INPUT FOR THIS TASK:
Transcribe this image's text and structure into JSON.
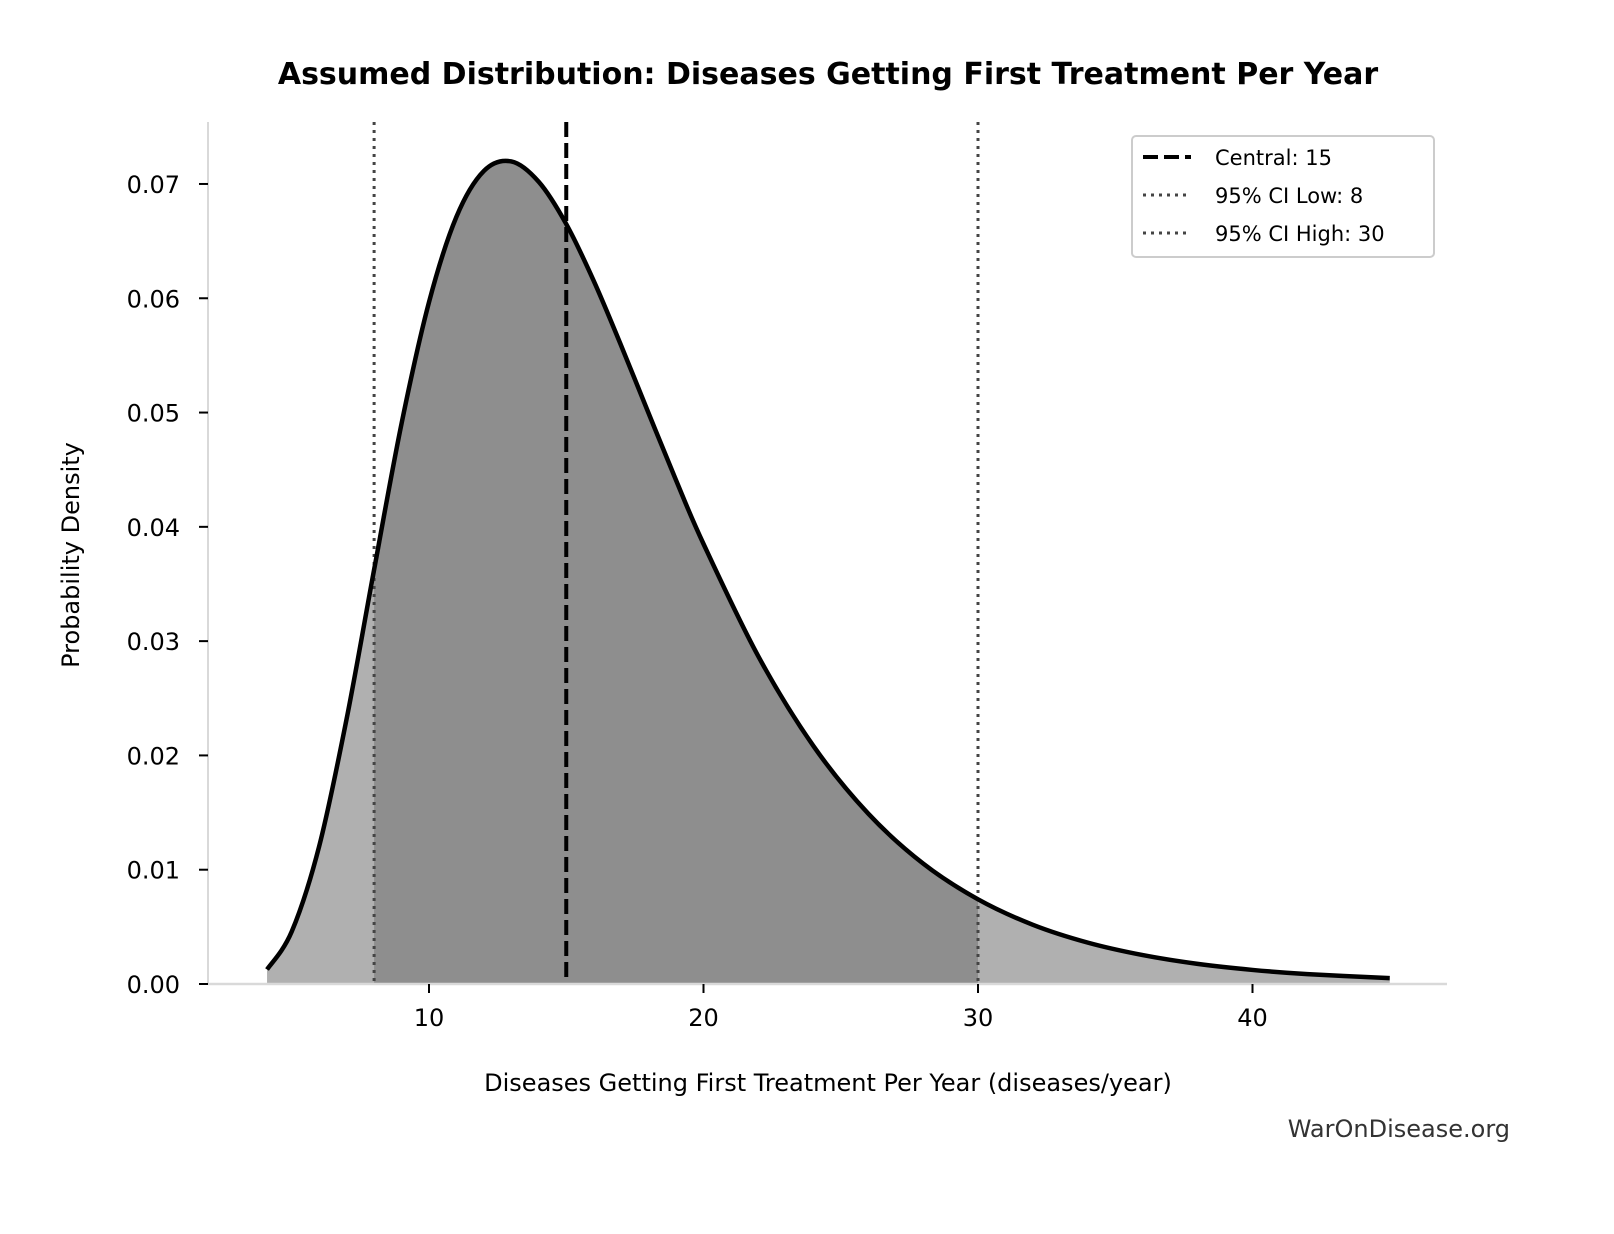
{
  "chart_data": {
    "type": "area",
    "title": "Assumed Distribution: Diseases Getting First Treatment Per Year",
    "xlabel": "Diseases Getting First Treatment Per Year (diseases/year)",
    "ylabel": "Probability Density",
    "xlim": [
      2,
      47
    ],
    "ylim": [
      0,
      0.0755
    ],
    "x_ticks": [
      10,
      20,
      30,
      40
    ],
    "x_tick_labels": [
      "10",
      "20",
      "30",
      "40"
    ],
    "y_ticks": [
      0,
      0.01,
      0.02,
      0.03,
      0.04,
      0.05,
      0.06,
      0.07
    ],
    "y_tick_labels": [
      "0.00",
      "0.01",
      "0.02",
      "0.03",
      "0.04",
      "0.05",
      "0.06",
      "0.07"
    ],
    "grid": false,
    "series": {
      "x": [
        4.1,
        5,
        6,
        7,
        8,
        9,
        10,
        11,
        12,
        13,
        14,
        15,
        16,
        17,
        18,
        19,
        20,
        22,
        24,
        26,
        28,
        30,
        32,
        34,
        36,
        38,
        40,
        42,
        45
      ],
      "y": [
        0.00127,
        0.00459,
        0.01206,
        0.02321,
        0.03625,
        0.04904,
        0.05966,
        0.06713,
        0.07114,
        0.07197,
        0.07018,
        0.06649,
        0.06153,
        0.05586,
        0.04994,
        0.04408,
        0.03851,
        0.02866,
        0.02084,
        0.01491,
        0.01054,
        0.00741,
        0.00518,
        0.00362,
        0.00253,
        0.00176,
        0.00123,
        0.000865,
        0.00051
      ]
    },
    "shaded_interval": [
      8,
      30
    ],
    "reference_lines": [
      {
        "label": "Central: 15",
        "x": 15,
        "style": "dashed"
      },
      {
        "label": "95% CI Low: 8",
        "x": 8,
        "style": "dotted"
      },
      {
        "label": "95% CI High: 30",
        "x": 30,
        "style": "dotted"
      }
    ],
    "legend_position": "top-right",
    "colors": {
      "curve": "#000000",
      "tail_fill": "#b0b0b0",
      "ci_fill": "#8e8e8e",
      "ci_line": "#444444",
      "axis": "#d9d9d9"
    }
  },
  "watermark": "WarOnDisease.org"
}
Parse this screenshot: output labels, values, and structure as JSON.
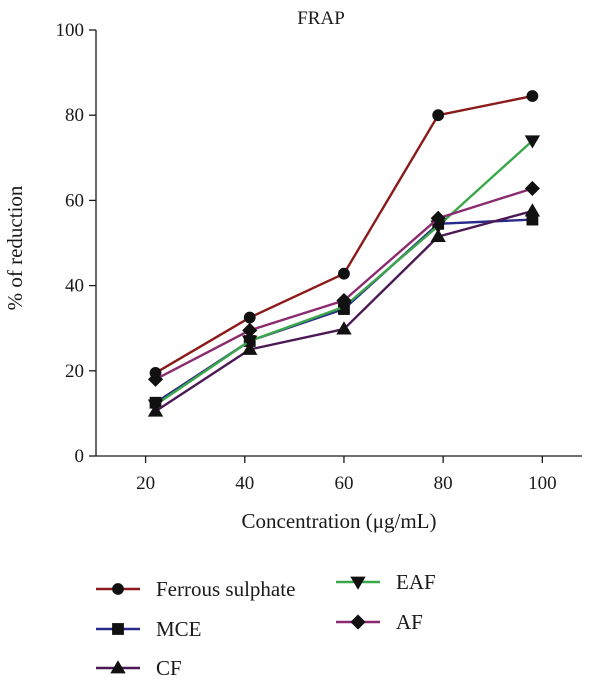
{
  "chart_data": {
    "type": "line",
    "title": "FRAP",
    "xlabel": "Concentration (μg/mL)",
    "ylabel": "% of reduction",
    "xlim": [
      10,
      108
    ],
    "ylim": [
      0,
      100
    ],
    "x_ticks": [
      "20",
      "40",
      "60",
      "80",
      "100"
    ],
    "y_ticks": [
      "0",
      "20",
      "40",
      "60",
      "80",
      "100"
    ],
    "x": [
      22,
      41,
      60,
      79,
      98
    ],
    "grid": false,
    "legend_position": "bottom",
    "series": [
      {
        "name": "Ferrous sulphate",
        "color": "#8b1a1a",
        "marker": "circle",
        "values": [
          19.5,
          32.5,
          42.8,
          80.0,
          84.5
        ]
      },
      {
        "name": "MCE",
        "color": "#2a2a8a",
        "marker": "square",
        "values": [
          12.5,
          27.0,
          34.5,
          54.5,
          55.5
        ]
      },
      {
        "name": "CF",
        "color": "#4b1a55",
        "marker": "triangle-up",
        "values": [
          10.5,
          25.0,
          29.8,
          51.5,
          57.5
        ]
      },
      {
        "name": "EAF",
        "color": "#3aa84a",
        "marker": "triangle-down",
        "values": [
          12.0,
          27.0,
          35.0,
          54.0,
          74.0
        ]
      },
      {
        "name": "AF",
        "color": "#8b2a6e",
        "marker": "diamond",
        "values": [
          18.0,
          29.5,
          36.5,
          55.8,
          62.8
        ]
      }
    ]
  }
}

EXERCISE BRIEF:
Copy each line of the records that contains the word "name".

CORRECT RESULT:
        "name": "Ferrous sulphate",
        "name": "MCE",
        "name": "CF",
        "name": "EAF",
        "name": "AF",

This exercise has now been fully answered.